### [EXERCISE INSTRUCTIONS]
Your task is to copy every line of the records below that contains "email".

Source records
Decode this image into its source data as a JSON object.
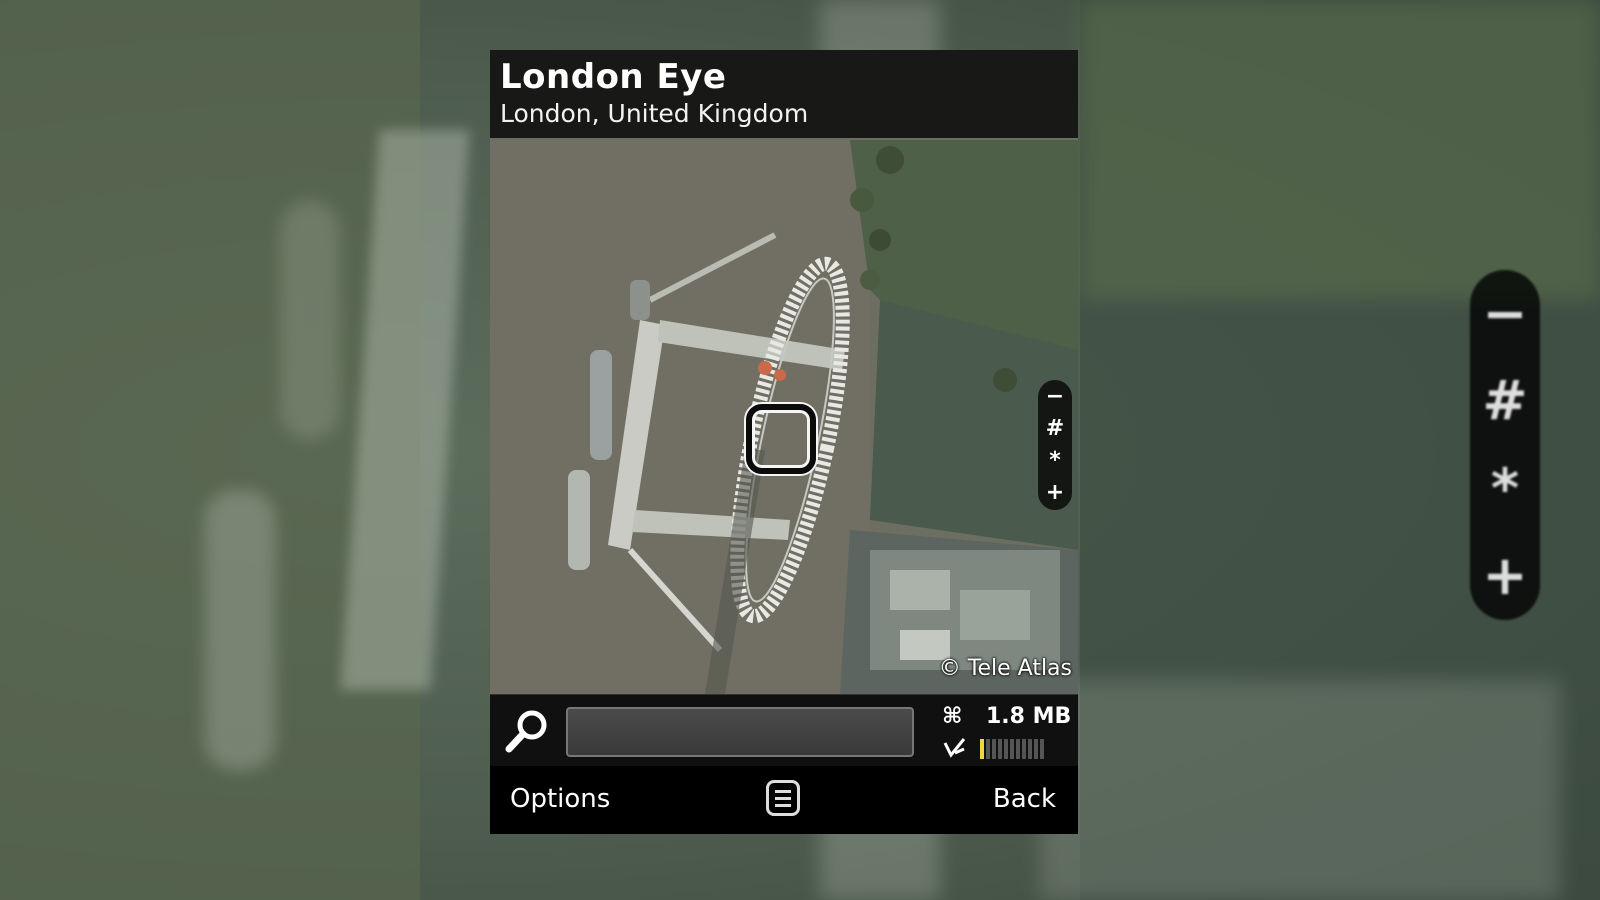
{
  "place": {
    "title": "London Eye",
    "subtitle": "London, United Kingdom"
  },
  "map": {
    "copyright": "© Tele Atlas",
    "view": "satellite"
  },
  "zoom_controls": {
    "zoom_out": "−",
    "zoom_out_key": "#",
    "zoom_in_key": "*",
    "zoom_in": "+"
  },
  "search": {
    "icon": "magnifier-icon",
    "value": ""
  },
  "status": {
    "data_icon": "data-transfer-icon",
    "data_size": "1.8 MB",
    "signal_icon": "connection-icon",
    "signal_level": 0.1
  },
  "softkeys": {
    "left": "Options",
    "middle_icon": "menu-icon",
    "right": "Back"
  },
  "colors": {
    "signal_active": "#f0d83a",
    "header_bg": "#0c0c0c"
  }
}
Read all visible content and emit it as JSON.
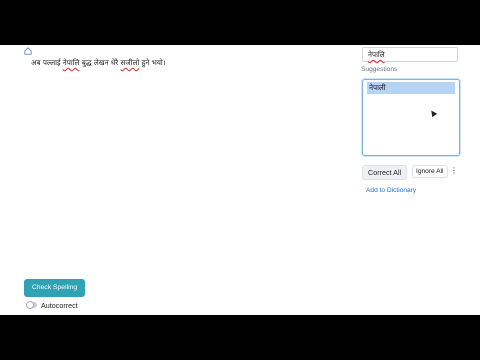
{
  "editor": {
    "words": [
      {
        "text": "अब ",
        "misspelled": false
      },
      {
        "text": "पल्लाई ",
        "misspelled": false
      },
      {
        "text": "नेपालि",
        "misspelled": true
      },
      {
        "text": " बुद्ध लेखन धेरै ",
        "misspelled": false
      },
      {
        "text": "सजीलो",
        "misspelled": true
      },
      {
        "text": " हुने भयो।",
        "misspelled": false
      }
    ]
  },
  "panel": {
    "current_word": "नेपालि",
    "suggestions_title": "Suggestions",
    "suggestions": [
      "नेपाली"
    ],
    "correct_all_label": "Correct All",
    "ignore_all_label": "Ignore All",
    "more_icon": "more-vertical-icon",
    "add_dictionary_label": "Add to Dictionary"
  },
  "footer": {
    "check_spelling_label": "Check Spelling",
    "autocorrect_label": "Autocorrect",
    "autocorrect_on": false
  },
  "colors": {
    "accent": "#2fa3b3",
    "selection": "#b7d3f4",
    "link": "#1a6fd6",
    "error_underline": "#d0312d"
  }
}
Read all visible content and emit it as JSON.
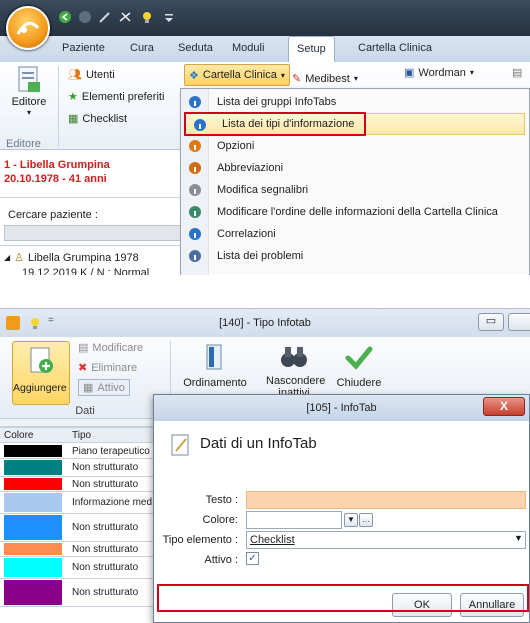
{
  "top": {
    "tabs": [
      "Paziente",
      "Cura",
      "Seduta",
      "Moduli",
      "Setup",
      "Cartella Clinica"
    ],
    "active_tab": "Setup",
    "ribbon": {
      "editor": "Editore",
      "editor_group": "Editore",
      "utenti": "Utenti",
      "elementi_preferiti": "Elementi preferiti",
      "checklist": "Checklist",
      "cartella_clinica": "Cartella Clinica",
      "medibest": "Medibest",
      "wordman": "Wordman"
    },
    "patient": {
      "line1": "1 - Libella Grumpina",
      "line2": "20.10.1978 - 41 anni",
      "search_label": "Cercare paziente :",
      "tree_root": "Libella Grumpina 1978",
      "tree_child": "19.12.2019 K / N : Normal"
    },
    "menu": [
      {
        "label": "Lista dei gruppi InfoTabs",
        "icon": "info-icon"
      },
      {
        "label": "Lista dei tipi d'informazione",
        "icon": "info-icon"
      },
      {
        "label": "Opzioni",
        "icon": "options-icon"
      },
      {
        "label": "Abbreviazioni",
        "icon": "abbreviations-icon"
      },
      {
        "label": "Modifica segnalibri",
        "icon": "bookmark-icon"
      },
      {
        "label": "Modificare l'ordine delle informazioni della  Cartella Clinica",
        "icon": "order-icon"
      },
      {
        "label": "Correlazioni",
        "icon": "info-icon"
      },
      {
        "label": "Lista dei problemi",
        "icon": "list-icon"
      }
    ]
  },
  "bottom": {
    "window_title": "[140] - Tipo Infotab",
    "ribbon": {
      "aggiungere": "Aggiungere",
      "modificare": "Modificare",
      "eliminare": "Eliminare",
      "attivo": "Attivo",
      "group_dati": "Dati",
      "ordinamento": "Ordinamento",
      "nascondere": "Nascondere inattivi",
      "chiudere": "Chiudere"
    },
    "grid": {
      "headers": [
        "Colore",
        "Tipo"
      ],
      "rows": [
        {
          "color": "#000000",
          "tipo": "Piano terapeutico"
        },
        {
          "color": "#008080",
          "tipo": "Non strutturato"
        },
        {
          "color": "#ff0000",
          "tipo": "Non strutturato"
        },
        {
          "color": "#a9c8f0",
          "tipo": "Informazione med"
        },
        {
          "color": "#1e90ff",
          "tipo": "Non strutturato"
        },
        {
          "color": "#ff8c50",
          "tipo": "Non strutturato"
        },
        {
          "color": "#00ffff",
          "tipo": "Non strutturato"
        },
        {
          "color": "#8b008b",
          "tipo": "Non strutturato"
        }
      ]
    },
    "dialog": {
      "title": "[105] - InfoTab",
      "heading": "Dati di un InfoTab",
      "testo_label": "Testo :",
      "testo_value": "",
      "colore_label": "Colore:",
      "tipo_label": "Tipo elemento :",
      "tipo_value": "Checklist",
      "attivo_label": "Attivo :",
      "attivo_checked": true,
      "ok": "OK",
      "annullare": "Annullare",
      "close": "X"
    }
  }
}
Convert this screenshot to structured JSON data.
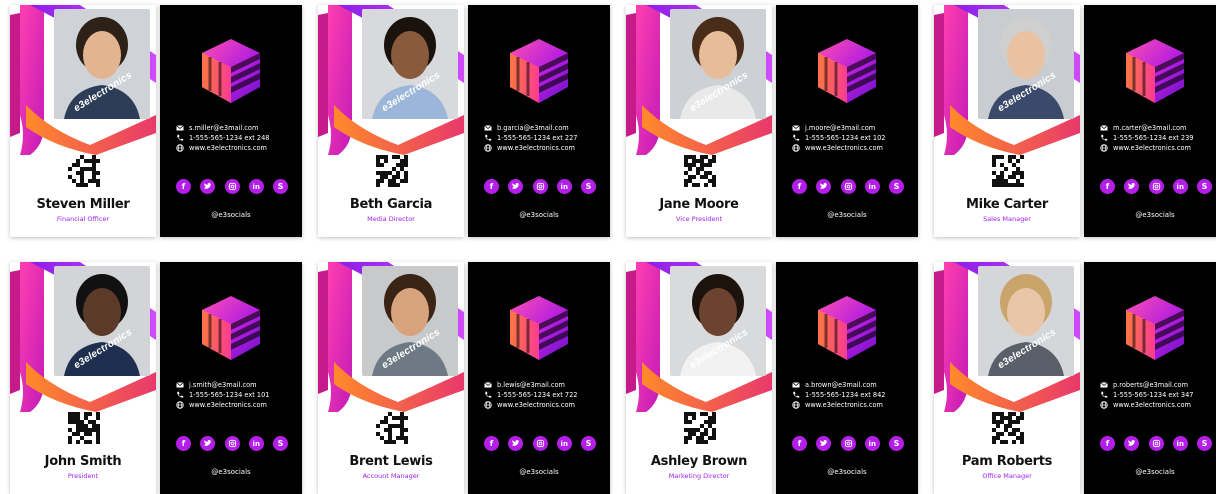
{
  "brand": {
    "tagline": "e3electronics",
    "website": "www.e3electronics.com",
    "phone_prefix": "1-555-565-1234",
    "handle": "@e3socials",
    "accent": "#b31ee8"
  },
  "social_icons": [
    "facebook-icon",
    "twitter-icon",
    "instagram-icon",
    "linkedin-icon",
    "skype-icon"
  ],
  "cards": [
    {
      "name": "Steven Miller",
      "role": "Financial Officer",
      "email": "s.miller@e3mail.com",
      "phone": "1-555-565-1234  ext 248",
      "website": "www.e3electronics.com",
      "handle": "@e3socials",
      "tagline": "e3electronics"
    },
    {
      "name": "Beth Garcia",
      "role": "Media Director",
      "email": "b.garcia@e3mail.com",
      "phone": "1-555-565-1234  ext 227",
      "website": "www.e3electronics.com",
      "handle": "@e3socials",
      "tagline": "e3electronics"
    },
    {
      "name": "Jane Moore",
      "role": "Vice President",
      "email": "j.moore@e3mail.com",
      "phone": "1-555-565-1234  ext 102",
      "website": "www.e3electronics.com",
      "handle": "@e3socials",
      "tagline": "e3electronics"
    },
    {
      "name": "Mike Carter",
      "role": "Sales Manager",
      "email": "m.carter@e3mail.com",
      "phone": "1-555-565-1234  ext 239",
      "website": "www.e3electronics.com",
      "handle": "@e3socials",
      "tagline": "e3electronics"
    },
    {
      "name": "John Smith",
      "role": "President",
      "email": "j.smith@e3mail.com",
      "phone": "1-555-565-1234  ext 101",
      "website": "www.e3electronics.com",
      "handle": "@e3socials",
      "tagline": "e3electronics"
    },
    {
      "name": "Brent Lewis",
      "role": "Account Manager",
      "email": "b.lewis@e3mail.com",
      "phone": "1-555-565-1234  ext 722",
      "website": "www.e3electronics.com",
      "handle": "@e3socials",
      "tagline": "e3electronics"
    },
    {
      "name": "Ashley Brown",
      "role": "Marketing Director",
      "email": "a.brown@e3mail.com",
      "phone": "1-555-565-1234  ext 842",
      "website": "www.e3electronics.com",
      "handle": "@e3socials",
      "tagline": "e3electronics"
    },
    {
      "name": "Pam Roberts",
      "role": "Office Manager",
      "email": "p.roberts@e3mail.com",
      "phone": "1-555-565-1234  ext 347",
      "website": "www.e3electronics.com",
      "handle": "@e3socials",
      "tagline": "e3electronics"
    }
  ]
}
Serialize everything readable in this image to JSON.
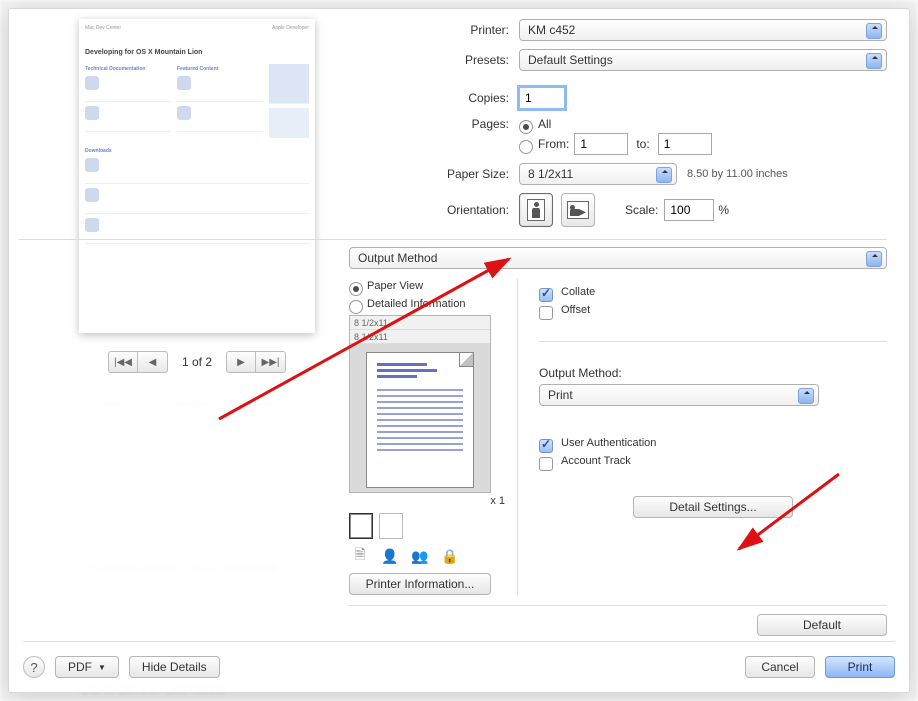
{
  "labels": {
    "printer": "Printer:",
    "presets": "Presets:",
    "copies": "Copies:",
    "pages": "Pages:",
    "all": "All",
    "from": "From:",
    "to": "to:",
    "paper_size": "Paper Size:",
    "orientation": "Orientation:",
    "scale": "Scale:",
    "percent": "%",
    "paper_view": "Paper View",
    "detailed_info": "Detailed Information",
    "output_method_label": "Output Method:",
    "collate": "Collate",
    "offset": "Offset",
    "user_auth": "User Authentication",
    "account_track": "Account Track",
    "paper_dim_note": "8.50 by 11.00 inches"
  },
  "values": {
    "printer": "KM c452",
    "presets": "Default Settings",
    "copies": "1",
    "pages_mode": "all",
    "from": "1",
    "to": "1",
    "paper_size": "8 1/2x11",
    "scale": "100",
    "section": "Output Method",
    "paper_view_mode": "paper_view",
    "paper_view_size1": "8 1/2x11",
    "paper_view_size2": "8 1/2x11",
    "x_count": "x 1",
    "output_method": "Print",
    "collate": true,
    "offset": false,
    "user_auth": true,
    "account_track": false,
    "page_indicator": "1 of 2"
  },
  "buttons": {
    "printer_info": "Printer Information...",
    "detail_settings": "Detail Settings...",
    "default": "Default",
    "pdf": "PDF",
    "hide_details": "Hide Details",
    "cancel": "Cancel",
    "print": "Print"
  },
  "preview": {
    "doc_title": "Developing for OS X Mountain Lion",
    "header_left": "Mac Dev Center",
    "section1": "Technical Documentation",
    "section2": "Featured Content",
    "downloads": "Downloads"
  },
  "background": {
    "t1": "Xcode 4.5 Developer Preview",
    "t2": "OS X Mountain Lion GM Seed",
    "t3": "OS X Server GM Seed"
  }
}
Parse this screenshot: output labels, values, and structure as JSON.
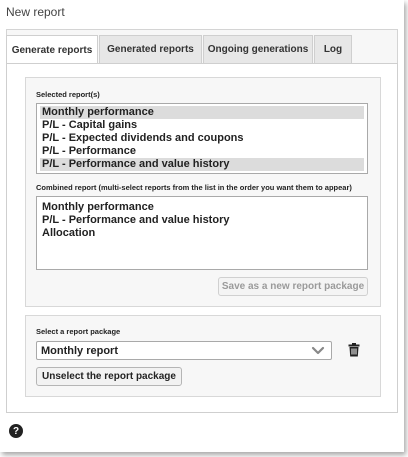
{
  "window": {
    "title": "New report"
  },
  "tabs": [
    {
      "label": "Generate reports"
    },
    {
      "label": "Generated reports"
    },
    {
      "label": "Ongoing generations"
    },
    {
      "label": "Log"
    }
  ],
  "selected_reports": {
    "label": "Selected report(s)",
    "items": [
      {
        "label": "Monthly performance",
        "selected": true
      },
      {
        "label": "P/L - Capital gains",
        "selected": false
      },
      {
        "label": "P/L - Expected dividends and coupons",
        "selected": false
      },
      {
        "label": "P/L - Performance",
        "selected": false
      },
      {
        "label": "P/L - Performance and value history",
        "selected": true
      }
    ]
  },
  "combined_report": {
    "label": "Combined report (multi-select reports from the list in the order you want them to appear)",
    "items": [
      "Monthly performance",
      "P/L - Performance and value history",
      "Allocation"
    ],
    "save_button": "Save as a new report package"
  },
  "report_package": {
    "label": "Select a report package",
    "selected_value": "Monthly report",
    "unselect_button": "Unselect the report package"
  },
  "help": {
    "glyph": "?"
  },
  "colors": {
    "selected_bg": "#dcdcdc",
    "panel_bg": "#f7f7f7",
    "icon": "#222222"
  }
}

### [RESULT]
      "email": "s.miller@e3mail.com",
      "email": "b.garcia@e3mail.com",
      "email": "j.moore@e3mail.com",
      "email": "m.carter@e3mail.com",
      "email": "j.smith@e3mail.com",
      "email": "b.lewis@e3mail.com",
      "email": "a.brown@e3mail.com",
      "email": "p.roberts@e3mail.com",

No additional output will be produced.